Return every line below as is, leaving out the pictures.

_Input data:_
--- begin ---
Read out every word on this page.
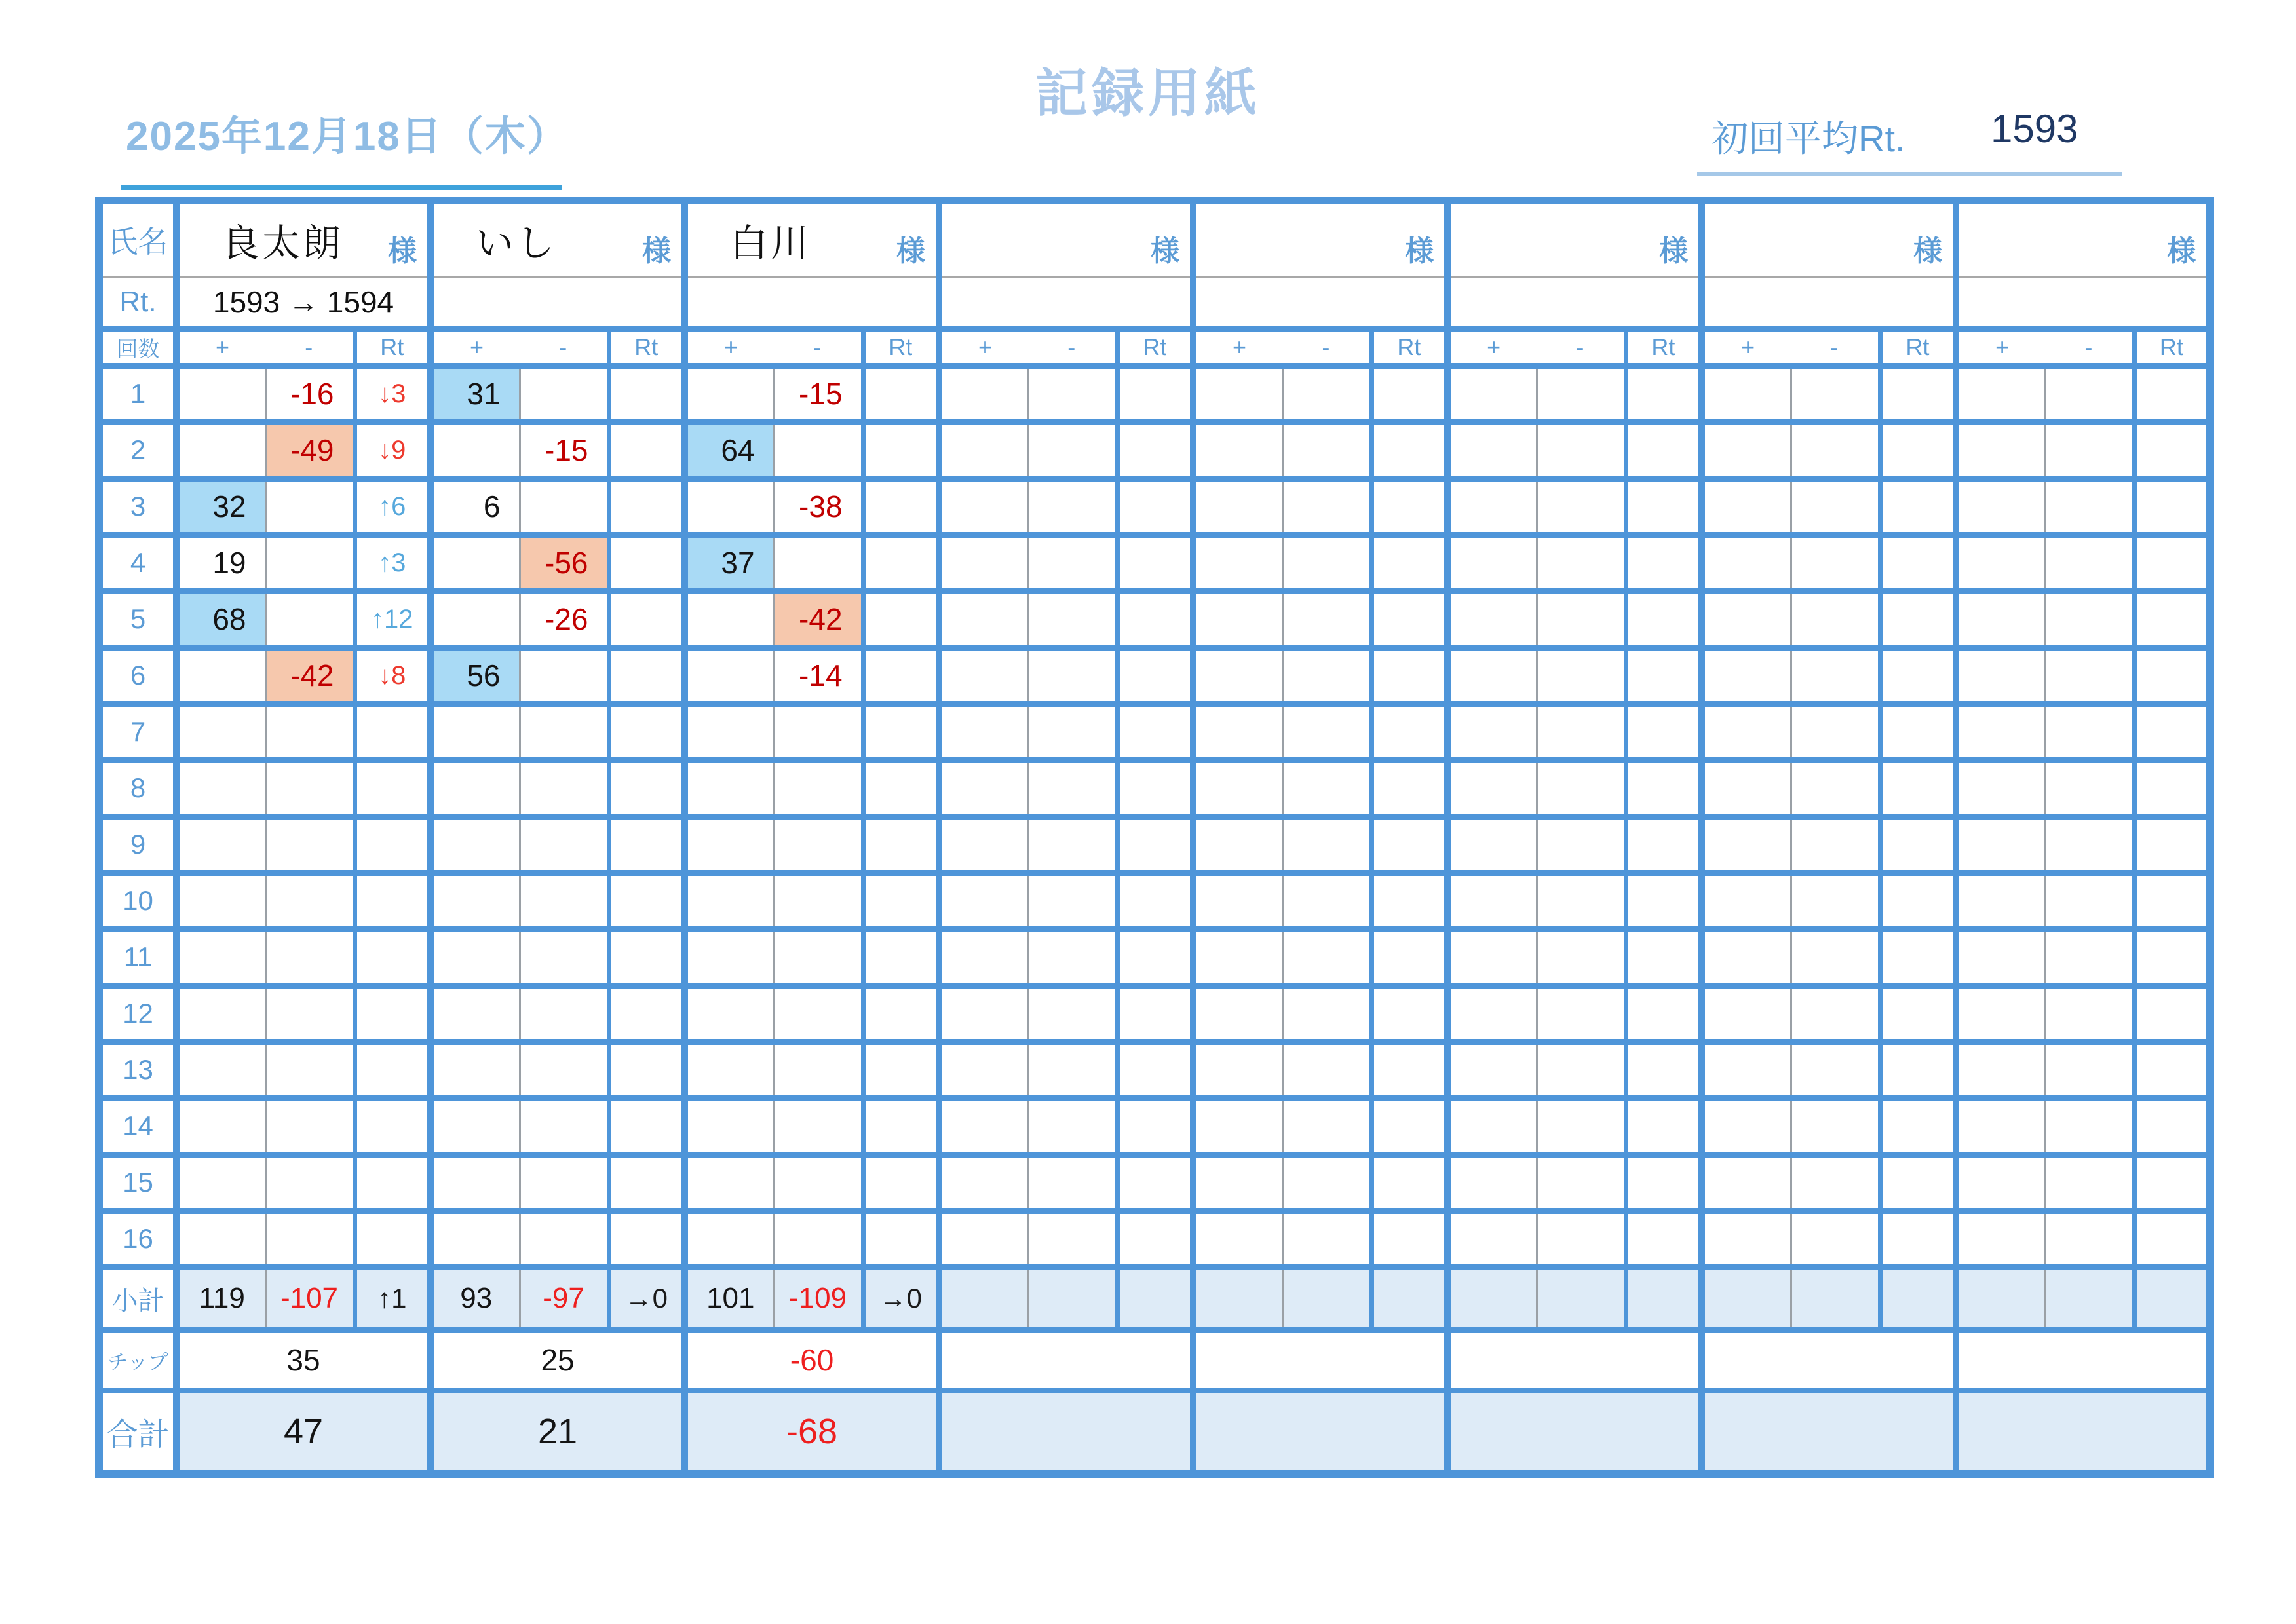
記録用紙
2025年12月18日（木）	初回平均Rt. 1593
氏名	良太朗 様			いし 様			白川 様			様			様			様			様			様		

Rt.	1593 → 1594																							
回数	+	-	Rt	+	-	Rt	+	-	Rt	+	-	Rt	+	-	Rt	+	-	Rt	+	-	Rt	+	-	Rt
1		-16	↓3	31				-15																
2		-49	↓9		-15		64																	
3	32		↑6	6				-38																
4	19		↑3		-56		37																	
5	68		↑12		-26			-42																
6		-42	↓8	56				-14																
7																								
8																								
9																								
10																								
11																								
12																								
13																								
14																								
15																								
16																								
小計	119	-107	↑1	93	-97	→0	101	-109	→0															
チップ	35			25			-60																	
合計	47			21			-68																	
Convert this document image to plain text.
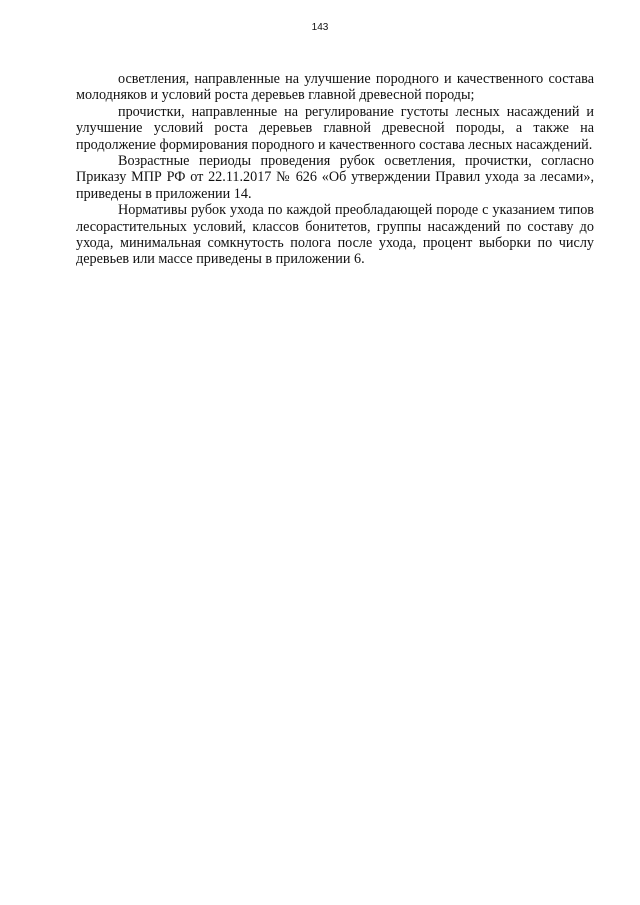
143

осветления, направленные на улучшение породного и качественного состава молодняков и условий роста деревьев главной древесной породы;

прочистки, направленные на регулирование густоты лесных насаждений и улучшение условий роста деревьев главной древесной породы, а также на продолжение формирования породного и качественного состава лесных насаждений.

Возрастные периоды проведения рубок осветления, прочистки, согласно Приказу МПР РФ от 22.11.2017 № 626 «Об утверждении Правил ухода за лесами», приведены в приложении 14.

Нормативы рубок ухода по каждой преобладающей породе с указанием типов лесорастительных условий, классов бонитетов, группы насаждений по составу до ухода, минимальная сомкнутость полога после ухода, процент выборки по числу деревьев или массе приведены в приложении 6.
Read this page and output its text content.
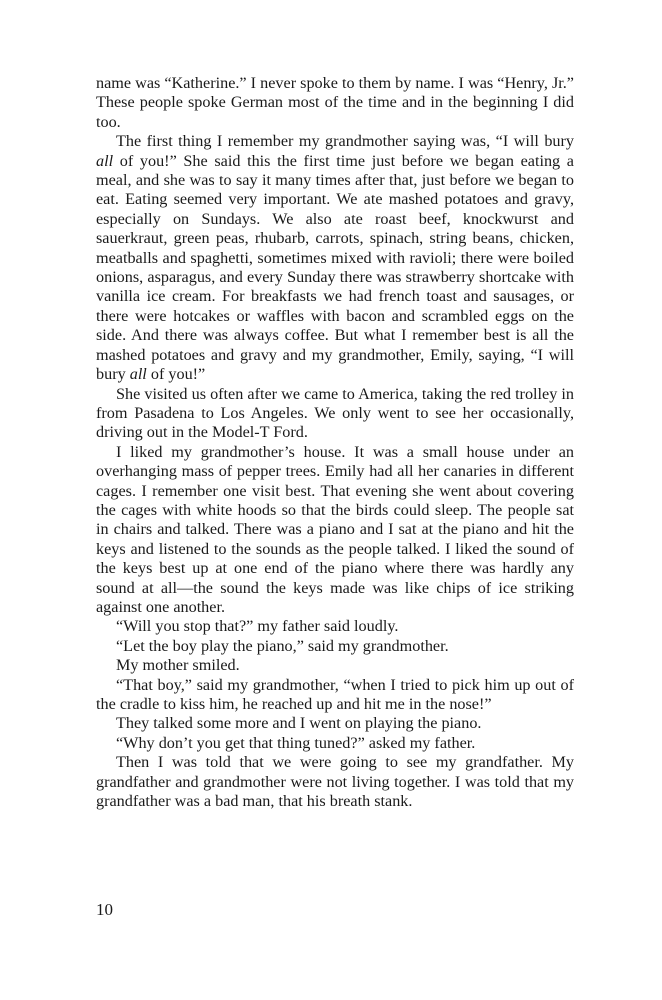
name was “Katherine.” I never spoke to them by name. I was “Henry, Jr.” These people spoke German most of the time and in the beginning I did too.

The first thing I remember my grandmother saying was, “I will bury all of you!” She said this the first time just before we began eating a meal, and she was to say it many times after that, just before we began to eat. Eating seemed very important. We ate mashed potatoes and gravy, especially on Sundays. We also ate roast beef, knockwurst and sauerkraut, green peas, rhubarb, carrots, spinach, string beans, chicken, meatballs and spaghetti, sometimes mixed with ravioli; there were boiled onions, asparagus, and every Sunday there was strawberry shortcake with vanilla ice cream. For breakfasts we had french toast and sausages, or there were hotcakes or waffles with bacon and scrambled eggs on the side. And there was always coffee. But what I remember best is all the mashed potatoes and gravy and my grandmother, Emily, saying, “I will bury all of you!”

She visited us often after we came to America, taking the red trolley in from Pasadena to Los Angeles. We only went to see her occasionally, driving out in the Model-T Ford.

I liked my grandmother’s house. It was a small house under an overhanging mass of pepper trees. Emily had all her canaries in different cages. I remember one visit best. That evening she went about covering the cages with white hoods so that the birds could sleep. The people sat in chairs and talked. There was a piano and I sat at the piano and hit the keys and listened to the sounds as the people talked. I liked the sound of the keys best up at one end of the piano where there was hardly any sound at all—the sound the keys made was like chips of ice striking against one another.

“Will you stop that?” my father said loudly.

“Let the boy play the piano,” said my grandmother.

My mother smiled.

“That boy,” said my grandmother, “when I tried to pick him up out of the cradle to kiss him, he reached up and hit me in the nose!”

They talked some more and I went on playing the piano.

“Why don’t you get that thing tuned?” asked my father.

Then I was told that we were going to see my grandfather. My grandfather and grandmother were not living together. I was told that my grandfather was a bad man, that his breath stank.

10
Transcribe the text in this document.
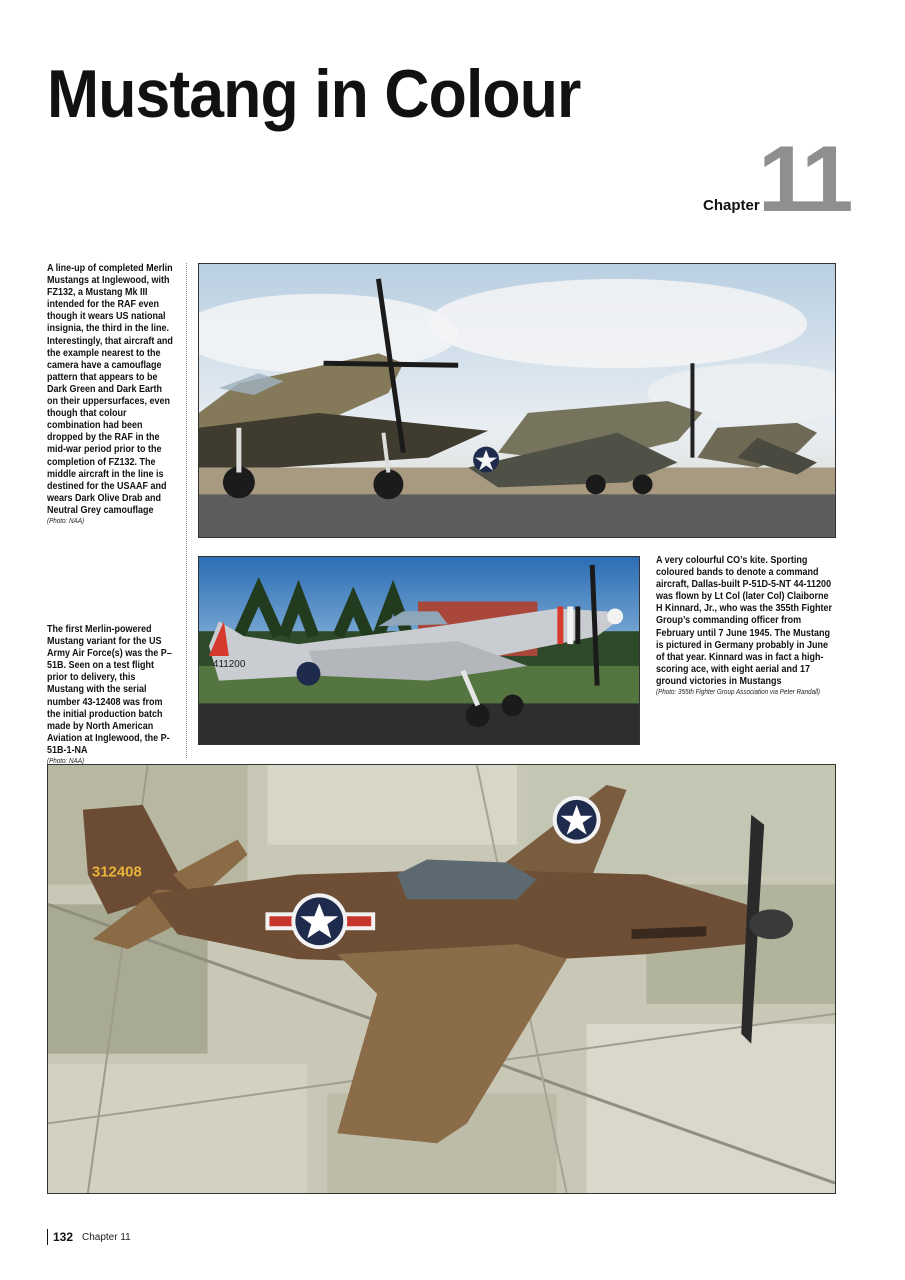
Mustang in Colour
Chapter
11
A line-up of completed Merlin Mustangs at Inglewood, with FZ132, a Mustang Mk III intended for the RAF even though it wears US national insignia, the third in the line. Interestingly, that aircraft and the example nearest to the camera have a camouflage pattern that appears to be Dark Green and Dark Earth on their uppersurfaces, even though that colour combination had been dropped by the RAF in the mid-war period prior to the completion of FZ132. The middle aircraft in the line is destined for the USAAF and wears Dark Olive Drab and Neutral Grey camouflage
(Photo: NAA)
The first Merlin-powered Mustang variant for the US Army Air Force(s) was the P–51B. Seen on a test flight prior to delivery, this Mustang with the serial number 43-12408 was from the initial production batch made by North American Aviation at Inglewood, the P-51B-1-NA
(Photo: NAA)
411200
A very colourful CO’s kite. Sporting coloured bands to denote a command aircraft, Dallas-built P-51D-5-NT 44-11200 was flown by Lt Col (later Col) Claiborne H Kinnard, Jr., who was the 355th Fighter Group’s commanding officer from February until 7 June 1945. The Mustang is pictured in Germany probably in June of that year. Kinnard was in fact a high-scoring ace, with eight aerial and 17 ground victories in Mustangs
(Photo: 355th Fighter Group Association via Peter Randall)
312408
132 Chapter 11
--- end ---
_Response to this exercise:_
Read out every word on this page.
記録用紙
2025年12月18日（木）	初回平均Rt. 1593
氏名	良太朗 様			いし 様			白川 様			様			様			様			様			様		

Rt.	1593 → 1594																							
回数	+	-	Rt	+	-	Rt	+	-	Rt	+	-	Rt	+	-	Rt	+	-	Rt	+	-	Rt	+	-	Rt
1		-16	↓3	31				-15																
2		-49	↓9		-15		64																	
3	32		↑6	6				-38																
4	19		↑3		-56		37																	
5	68		↑12		-26			-42																
6		-42	↓8	56				-14																
7																								
8																								
9																								
10																								
11																								
12																								
13																								
14																								
15																								
16																								
小計	119	-107	↑1	93	-97	→0	101	-109	→0															
チップ	35			25			-60																	
合計	47			21			-68																	
Convert this document image to plain text.
143

осветления, направленные на улучшение породного и качественного состава молодняков и условий роста деревьев главной древесной породы;

прочистки, направленные на регулирование густоты лесных насаждений и улучшение условий роста деревьев главной древесной породы, а также на продолжение формирования породного и качественного состава лесных насаждений.

Возрастные периоды проведения рубок осветления, прочистки, согласно Приказу МПР РФ от 22.11.2017 № 626 «Об утверждении Правил ухода за лесами», приведены в приложении 14.

Нормативы рубок ухода по каждой преобладающей породе с указанием типов лесорастительных условий, классов бонитетов, группы насаждений по составу до ухода, минимальная сомкнутость полога после ухода, процент выборки по числу деревьев или массе приведены в приложении 6.
Read this page and output its text content.
name was “Katherine.” I never spoke to them by name. I was “Henry, Jr.” These people spoke German most of the time and in the beginning I did too.

The first thing I remember my grandmother saying was, “I will bury all of you!” She said this the first time just before we began eating a meal, and she was to say it many times after that, just before we began to eat. Eating seemed very important. We ate mashed potatoes and gravy, especially on Sundays. We also ate roast beef, knockwurst and sauerkraut, green peas, rhubarb, carrots, spinach, string beans, chicken, meatballs and spaghetti, sometimes mixed with ravioli; there were boiled onions, asparagus, and every Sunday there was strawberry shortcake with vanilla ice cream. For breakfasts we had french toast and sausages, or there were hotcakes or waffles with bacon and scrambled eggs on the side. And there was always coffee. But what I remember best is all the mashed potatoes and gravy and my grandmother, Emily, saying, “I will bury all of you!”

She visited us often after we came to America, taking the red trolley in from Pasadena to Los Angeles. We only went to see her occasionally, driving out in the Model-T Ford.

I liked my grandmother’s house. It was a small house under an overhanging mass of pepper trees. Emily had all her canaries in different cages. I remember one visit best. That evening she went about covering the cages with white hoods so that the birds could sleep. The people sat in chairs and talked. There was a piano and I sat at the piano and hit the keys and listened to the sounds as the people talked. I liked the sound of the keys best up at one end of the piano where there was hardly any sound at all—the sound the keys made was like chips of ice striking against one another.

“Will you stop that?” my father said loudly.

“Let the boy play the piano,” said my grandmother.

My mother smiled.

“That boy,” said my grandmother, “when I tried to pick him up out of the cradle to kiss him, he reached up and hit me in the nose!”

They talked some more and I went on playing the piano.

“Why don’t you get that thing tuned?” asked my father.

Then I was told that we were going to see my grandfather. My grandfather and grandmother were not living together. I was told that my grandfather was a bad man, that his breath stank.

10
Transcribe the text in this document.
Mustang in Colour
Chapter
11
A line-up of completed Merlin Mustangs at Inglewood, with FZ132, a Mustang Mk III intended for the RAF even though it wears US national insignia, the third in the line. Interestingly, that aircraft and the example nearest to the camera have a camouflage pattern that appears to be Dark Green and Dark Earth on their uppersurfaces, even though that colour combination had been dropped by the RAF in the mid-war period prior to the completion of FZ132. The middle aircraft in the line is destined for the USAAF and wears Dark Olive Drab and Neutral Grey camouflage
(Photo: NAA)
The first Merlin-powered Mustang variant for the US Army Air Force(s) was the P–51B. Seen on a test flight prior to delivery, this Mustang with the serial number 43-12408 was from the initial production batch made by North American Aviation at Inglewood, the P-51B-1-NA
(Photo: NAA)
411200
A very colourful CO’s kite. Sporting coloured bands to denote a command aircraft, Dallas-built P-51D-5-NT 44-11200 was flown by Lt Col (later Col) Claiborne H Kinnard, Jr., who was the 355th Fighter Group’s commanding officer from February until 7 June 1945. The Mustang is pictured in Germany probably in June of that year. Kinnard was in fact a high-scoring ace, with eight aerial and 17 ground victories in Mustangs
(Photo: 355th Fighter Group Association via Peter Randall)
312408
132 Chapter 11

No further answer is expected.